Short task: Using the records below, count the lines with "this" in them. Give the number only.

— START OF Data shown —

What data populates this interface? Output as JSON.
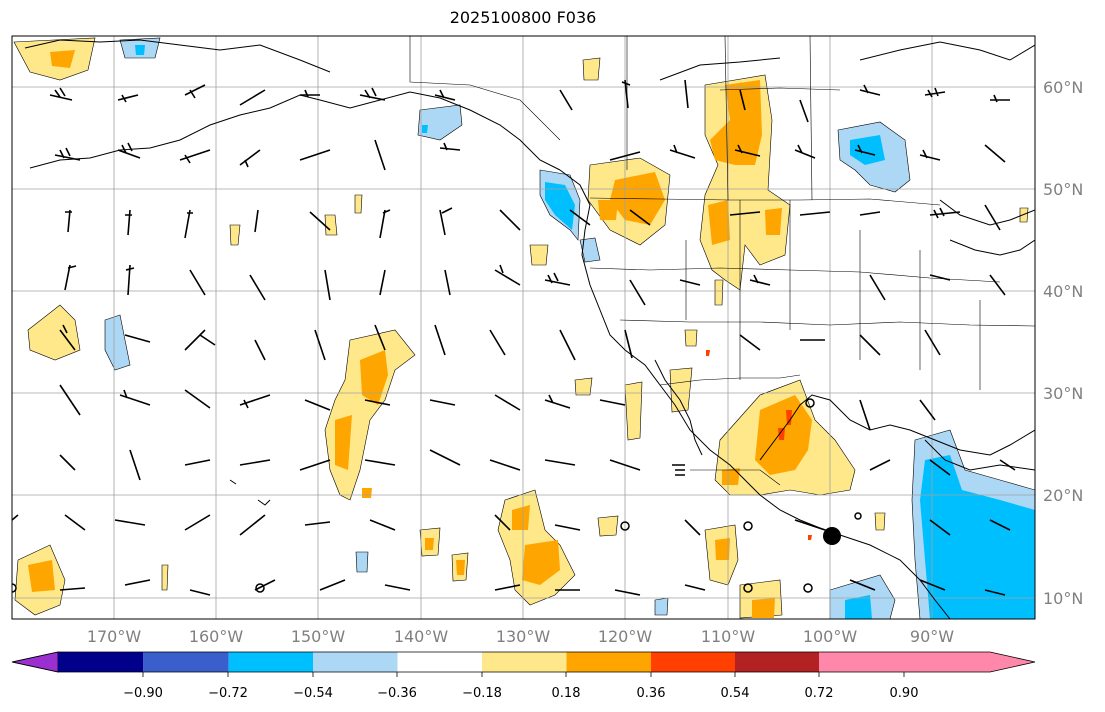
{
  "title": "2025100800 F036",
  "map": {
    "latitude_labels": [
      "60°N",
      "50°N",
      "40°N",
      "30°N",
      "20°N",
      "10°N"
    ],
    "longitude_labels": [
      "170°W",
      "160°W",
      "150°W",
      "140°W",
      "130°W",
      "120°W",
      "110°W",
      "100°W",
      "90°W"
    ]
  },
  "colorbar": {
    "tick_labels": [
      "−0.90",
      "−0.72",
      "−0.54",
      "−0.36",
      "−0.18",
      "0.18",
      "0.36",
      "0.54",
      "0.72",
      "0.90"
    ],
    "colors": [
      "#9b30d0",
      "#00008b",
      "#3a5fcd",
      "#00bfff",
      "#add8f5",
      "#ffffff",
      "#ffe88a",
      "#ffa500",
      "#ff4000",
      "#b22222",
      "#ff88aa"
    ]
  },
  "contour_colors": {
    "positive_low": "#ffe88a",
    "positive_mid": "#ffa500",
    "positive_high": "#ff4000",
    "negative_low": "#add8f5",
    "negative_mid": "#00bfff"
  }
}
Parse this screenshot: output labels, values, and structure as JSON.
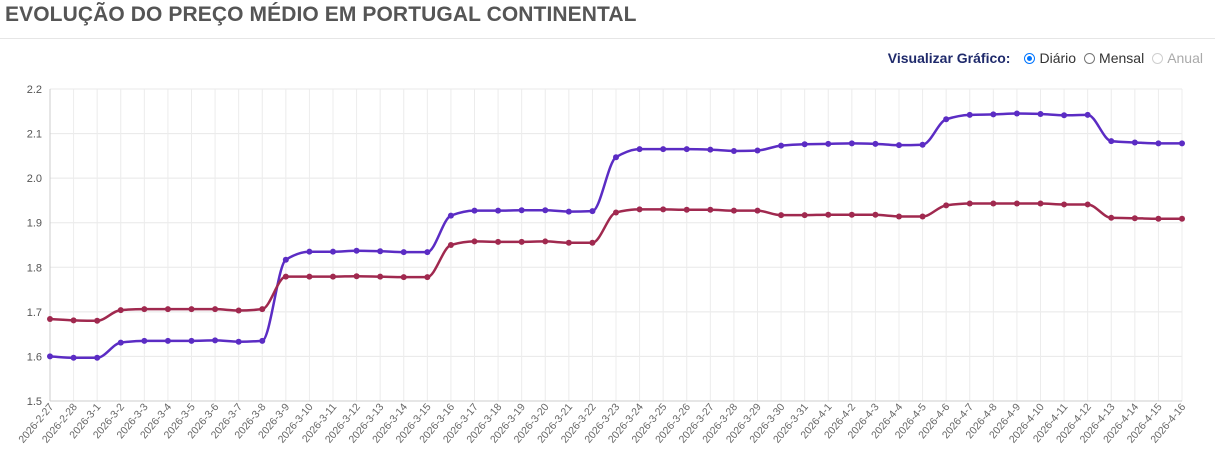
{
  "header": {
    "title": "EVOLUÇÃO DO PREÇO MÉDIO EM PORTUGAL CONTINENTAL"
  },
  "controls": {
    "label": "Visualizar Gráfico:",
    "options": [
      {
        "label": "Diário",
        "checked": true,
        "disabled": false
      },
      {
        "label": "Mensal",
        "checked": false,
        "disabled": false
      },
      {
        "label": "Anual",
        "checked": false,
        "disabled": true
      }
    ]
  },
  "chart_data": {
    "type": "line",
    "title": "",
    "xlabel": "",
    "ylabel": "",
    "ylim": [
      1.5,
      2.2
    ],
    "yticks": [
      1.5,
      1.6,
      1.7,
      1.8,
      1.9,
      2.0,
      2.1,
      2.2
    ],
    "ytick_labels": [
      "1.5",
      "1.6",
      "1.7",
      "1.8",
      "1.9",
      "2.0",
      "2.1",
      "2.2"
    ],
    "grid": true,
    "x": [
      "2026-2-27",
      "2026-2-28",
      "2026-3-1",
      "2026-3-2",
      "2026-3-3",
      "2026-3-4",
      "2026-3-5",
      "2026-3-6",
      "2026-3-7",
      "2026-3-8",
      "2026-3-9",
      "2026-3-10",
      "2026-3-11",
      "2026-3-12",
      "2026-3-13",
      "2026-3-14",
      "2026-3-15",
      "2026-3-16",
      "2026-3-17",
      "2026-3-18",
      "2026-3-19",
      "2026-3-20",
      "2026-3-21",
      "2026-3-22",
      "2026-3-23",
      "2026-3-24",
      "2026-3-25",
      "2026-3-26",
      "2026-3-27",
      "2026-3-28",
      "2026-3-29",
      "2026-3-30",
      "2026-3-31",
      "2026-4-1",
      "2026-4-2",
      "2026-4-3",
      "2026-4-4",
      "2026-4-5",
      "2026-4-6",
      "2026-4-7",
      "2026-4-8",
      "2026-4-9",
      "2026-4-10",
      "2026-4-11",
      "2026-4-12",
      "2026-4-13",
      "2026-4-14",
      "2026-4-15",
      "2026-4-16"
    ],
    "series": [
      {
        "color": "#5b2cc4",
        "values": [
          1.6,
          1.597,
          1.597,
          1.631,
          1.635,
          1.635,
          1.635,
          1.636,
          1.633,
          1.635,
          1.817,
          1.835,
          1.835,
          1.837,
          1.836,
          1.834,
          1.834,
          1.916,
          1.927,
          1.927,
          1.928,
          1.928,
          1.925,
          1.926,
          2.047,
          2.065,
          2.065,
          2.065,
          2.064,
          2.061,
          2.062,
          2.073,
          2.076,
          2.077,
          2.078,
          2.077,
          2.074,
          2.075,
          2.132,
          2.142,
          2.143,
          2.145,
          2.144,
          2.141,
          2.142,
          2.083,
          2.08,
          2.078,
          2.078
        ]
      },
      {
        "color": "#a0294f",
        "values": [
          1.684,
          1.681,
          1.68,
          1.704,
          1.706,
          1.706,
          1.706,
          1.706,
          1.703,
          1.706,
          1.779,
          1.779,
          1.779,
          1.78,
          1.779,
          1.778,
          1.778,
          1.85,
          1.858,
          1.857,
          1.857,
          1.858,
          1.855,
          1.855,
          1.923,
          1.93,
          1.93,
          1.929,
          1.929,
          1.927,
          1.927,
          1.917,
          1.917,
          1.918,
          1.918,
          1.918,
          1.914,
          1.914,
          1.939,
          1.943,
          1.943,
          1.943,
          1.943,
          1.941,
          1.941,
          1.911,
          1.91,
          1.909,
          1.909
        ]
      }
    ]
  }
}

— END OF Data shown —
— START OF Data shown —

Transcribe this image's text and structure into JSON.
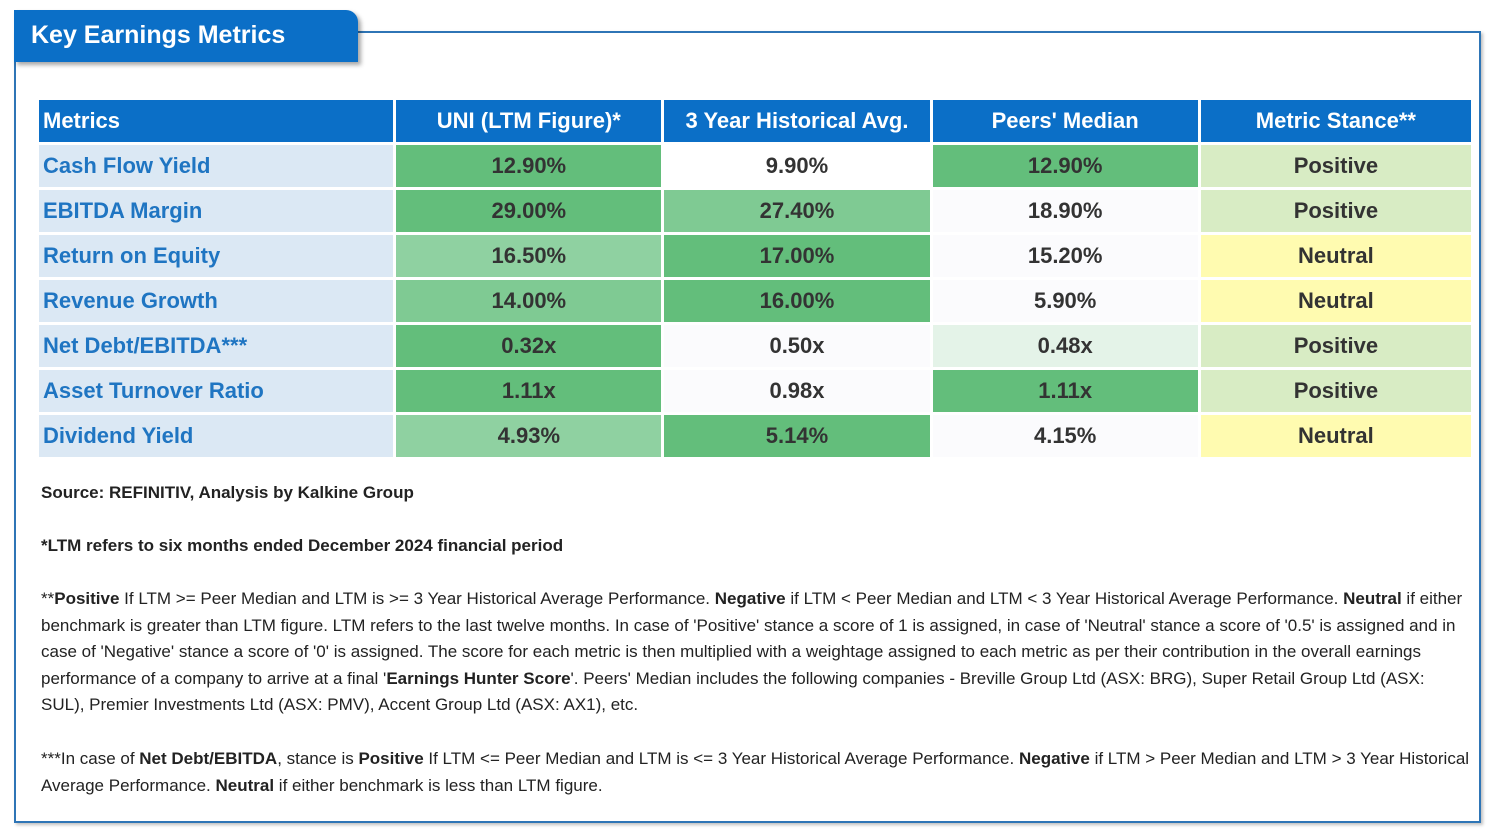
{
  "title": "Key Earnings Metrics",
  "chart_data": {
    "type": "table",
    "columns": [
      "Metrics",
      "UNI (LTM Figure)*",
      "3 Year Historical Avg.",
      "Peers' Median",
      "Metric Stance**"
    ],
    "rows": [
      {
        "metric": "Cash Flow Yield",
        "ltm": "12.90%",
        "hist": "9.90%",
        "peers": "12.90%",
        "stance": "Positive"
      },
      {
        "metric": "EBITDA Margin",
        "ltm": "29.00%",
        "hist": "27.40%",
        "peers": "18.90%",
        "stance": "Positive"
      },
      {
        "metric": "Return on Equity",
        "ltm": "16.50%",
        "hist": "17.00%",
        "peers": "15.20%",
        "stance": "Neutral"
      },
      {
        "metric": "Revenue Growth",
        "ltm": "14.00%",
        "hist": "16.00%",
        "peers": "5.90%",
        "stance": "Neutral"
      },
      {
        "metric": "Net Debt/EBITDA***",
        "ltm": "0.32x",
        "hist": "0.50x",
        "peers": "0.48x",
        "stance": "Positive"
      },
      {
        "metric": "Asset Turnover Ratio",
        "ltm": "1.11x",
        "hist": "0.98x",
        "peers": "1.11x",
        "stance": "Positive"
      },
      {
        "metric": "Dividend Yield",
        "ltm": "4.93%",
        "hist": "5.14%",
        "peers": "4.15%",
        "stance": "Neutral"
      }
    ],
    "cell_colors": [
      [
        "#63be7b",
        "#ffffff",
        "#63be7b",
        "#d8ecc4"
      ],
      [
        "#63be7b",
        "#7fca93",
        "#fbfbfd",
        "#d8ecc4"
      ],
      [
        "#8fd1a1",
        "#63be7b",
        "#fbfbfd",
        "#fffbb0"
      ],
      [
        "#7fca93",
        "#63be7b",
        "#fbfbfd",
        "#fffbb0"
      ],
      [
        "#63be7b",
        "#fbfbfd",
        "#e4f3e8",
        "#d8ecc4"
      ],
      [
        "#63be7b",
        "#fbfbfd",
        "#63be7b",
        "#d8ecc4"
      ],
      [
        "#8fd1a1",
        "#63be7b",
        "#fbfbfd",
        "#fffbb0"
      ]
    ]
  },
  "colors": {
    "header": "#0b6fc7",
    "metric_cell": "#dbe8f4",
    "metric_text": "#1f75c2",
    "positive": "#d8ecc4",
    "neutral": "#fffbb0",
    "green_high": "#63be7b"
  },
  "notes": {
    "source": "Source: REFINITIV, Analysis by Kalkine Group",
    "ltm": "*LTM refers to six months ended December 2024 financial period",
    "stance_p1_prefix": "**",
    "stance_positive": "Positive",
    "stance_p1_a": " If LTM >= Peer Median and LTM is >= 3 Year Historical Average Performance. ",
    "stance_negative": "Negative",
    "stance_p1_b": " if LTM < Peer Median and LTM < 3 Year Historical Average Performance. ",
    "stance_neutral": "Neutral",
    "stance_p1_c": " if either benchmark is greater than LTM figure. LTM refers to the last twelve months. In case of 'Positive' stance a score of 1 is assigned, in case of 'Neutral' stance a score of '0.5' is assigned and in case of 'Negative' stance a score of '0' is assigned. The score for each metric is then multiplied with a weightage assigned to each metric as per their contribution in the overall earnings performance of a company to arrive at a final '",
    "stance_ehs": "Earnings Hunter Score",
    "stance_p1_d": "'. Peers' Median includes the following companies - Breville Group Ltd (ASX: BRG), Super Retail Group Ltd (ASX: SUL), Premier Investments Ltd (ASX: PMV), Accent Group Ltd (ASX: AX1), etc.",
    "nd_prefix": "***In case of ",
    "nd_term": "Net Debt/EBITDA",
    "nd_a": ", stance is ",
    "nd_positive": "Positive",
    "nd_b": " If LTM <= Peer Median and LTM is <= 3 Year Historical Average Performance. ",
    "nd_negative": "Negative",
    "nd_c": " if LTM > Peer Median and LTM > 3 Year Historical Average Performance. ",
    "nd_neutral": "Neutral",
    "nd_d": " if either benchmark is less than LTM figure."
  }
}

— END OF Data shown —
— START OF Data shown —

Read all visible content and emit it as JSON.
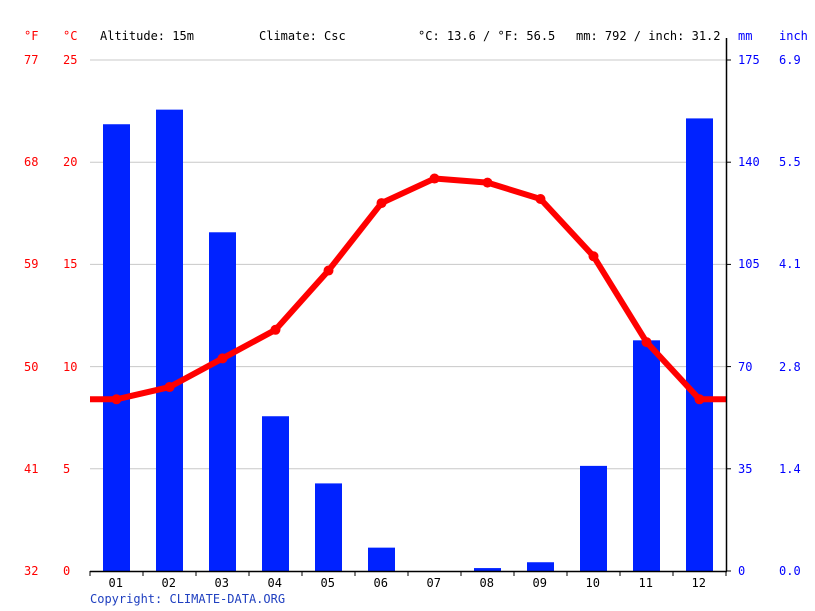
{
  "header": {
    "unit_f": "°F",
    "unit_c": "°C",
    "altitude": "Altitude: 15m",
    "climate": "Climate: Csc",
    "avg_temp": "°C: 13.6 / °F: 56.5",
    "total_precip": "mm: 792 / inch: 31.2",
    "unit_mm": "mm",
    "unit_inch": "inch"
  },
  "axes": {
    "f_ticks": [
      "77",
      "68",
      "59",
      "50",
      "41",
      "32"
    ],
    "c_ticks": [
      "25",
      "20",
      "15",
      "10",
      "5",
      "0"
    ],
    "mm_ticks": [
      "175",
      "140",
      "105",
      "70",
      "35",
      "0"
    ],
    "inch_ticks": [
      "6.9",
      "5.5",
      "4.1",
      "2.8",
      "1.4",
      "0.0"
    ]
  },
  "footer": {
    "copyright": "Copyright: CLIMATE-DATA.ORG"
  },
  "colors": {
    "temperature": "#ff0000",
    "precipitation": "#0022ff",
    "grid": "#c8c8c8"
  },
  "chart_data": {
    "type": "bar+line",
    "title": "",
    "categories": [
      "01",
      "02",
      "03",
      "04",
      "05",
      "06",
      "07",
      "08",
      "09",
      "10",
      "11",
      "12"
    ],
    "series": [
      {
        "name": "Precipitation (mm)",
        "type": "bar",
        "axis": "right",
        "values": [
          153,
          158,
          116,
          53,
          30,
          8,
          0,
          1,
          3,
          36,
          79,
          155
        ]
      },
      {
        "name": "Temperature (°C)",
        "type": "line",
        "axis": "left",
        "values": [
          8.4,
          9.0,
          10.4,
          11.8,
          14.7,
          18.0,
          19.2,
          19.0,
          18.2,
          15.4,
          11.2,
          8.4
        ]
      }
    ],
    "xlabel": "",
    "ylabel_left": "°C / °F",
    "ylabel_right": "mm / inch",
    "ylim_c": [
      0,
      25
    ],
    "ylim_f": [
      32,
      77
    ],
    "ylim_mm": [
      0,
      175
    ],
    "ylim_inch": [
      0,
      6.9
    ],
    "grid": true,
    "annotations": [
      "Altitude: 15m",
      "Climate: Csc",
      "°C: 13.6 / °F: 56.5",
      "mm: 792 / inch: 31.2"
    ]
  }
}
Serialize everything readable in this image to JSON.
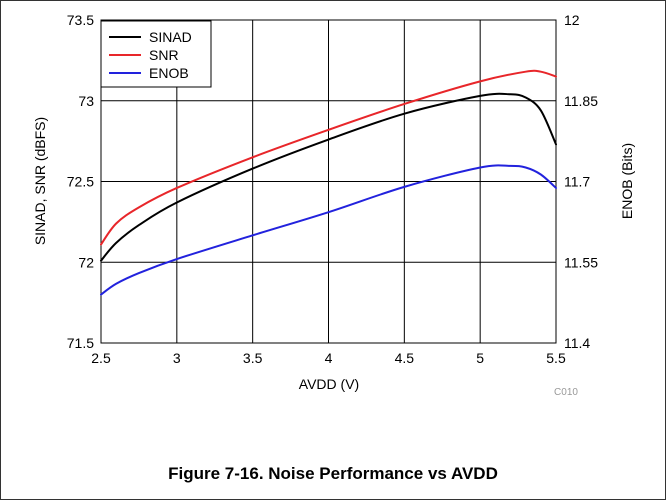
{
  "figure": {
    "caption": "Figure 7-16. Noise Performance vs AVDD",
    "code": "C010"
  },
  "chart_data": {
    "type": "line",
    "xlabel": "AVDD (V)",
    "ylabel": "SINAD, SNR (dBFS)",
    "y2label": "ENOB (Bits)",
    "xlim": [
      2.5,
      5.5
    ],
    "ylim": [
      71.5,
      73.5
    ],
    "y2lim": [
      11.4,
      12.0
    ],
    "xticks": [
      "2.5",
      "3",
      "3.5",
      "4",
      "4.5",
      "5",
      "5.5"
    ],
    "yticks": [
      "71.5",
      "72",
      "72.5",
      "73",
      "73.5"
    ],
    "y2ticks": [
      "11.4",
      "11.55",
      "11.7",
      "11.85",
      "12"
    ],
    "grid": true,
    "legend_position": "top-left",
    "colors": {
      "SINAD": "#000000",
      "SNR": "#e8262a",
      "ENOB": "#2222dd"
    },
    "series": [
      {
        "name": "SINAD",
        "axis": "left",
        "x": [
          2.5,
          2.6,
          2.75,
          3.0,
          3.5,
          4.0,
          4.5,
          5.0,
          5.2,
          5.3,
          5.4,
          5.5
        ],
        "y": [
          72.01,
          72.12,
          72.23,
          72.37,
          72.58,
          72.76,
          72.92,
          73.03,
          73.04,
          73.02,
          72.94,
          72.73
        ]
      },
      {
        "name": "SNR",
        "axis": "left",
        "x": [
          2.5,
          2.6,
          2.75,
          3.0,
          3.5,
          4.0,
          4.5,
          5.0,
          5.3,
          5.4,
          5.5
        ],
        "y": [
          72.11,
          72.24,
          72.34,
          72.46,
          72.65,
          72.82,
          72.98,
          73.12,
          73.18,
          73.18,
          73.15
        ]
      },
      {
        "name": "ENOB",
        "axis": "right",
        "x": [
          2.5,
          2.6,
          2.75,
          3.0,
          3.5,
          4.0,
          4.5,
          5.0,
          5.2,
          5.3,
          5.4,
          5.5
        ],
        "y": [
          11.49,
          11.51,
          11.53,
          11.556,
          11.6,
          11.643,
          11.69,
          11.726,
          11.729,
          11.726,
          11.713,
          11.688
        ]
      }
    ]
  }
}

— END OF Data shown —

Solution to the exercise: 4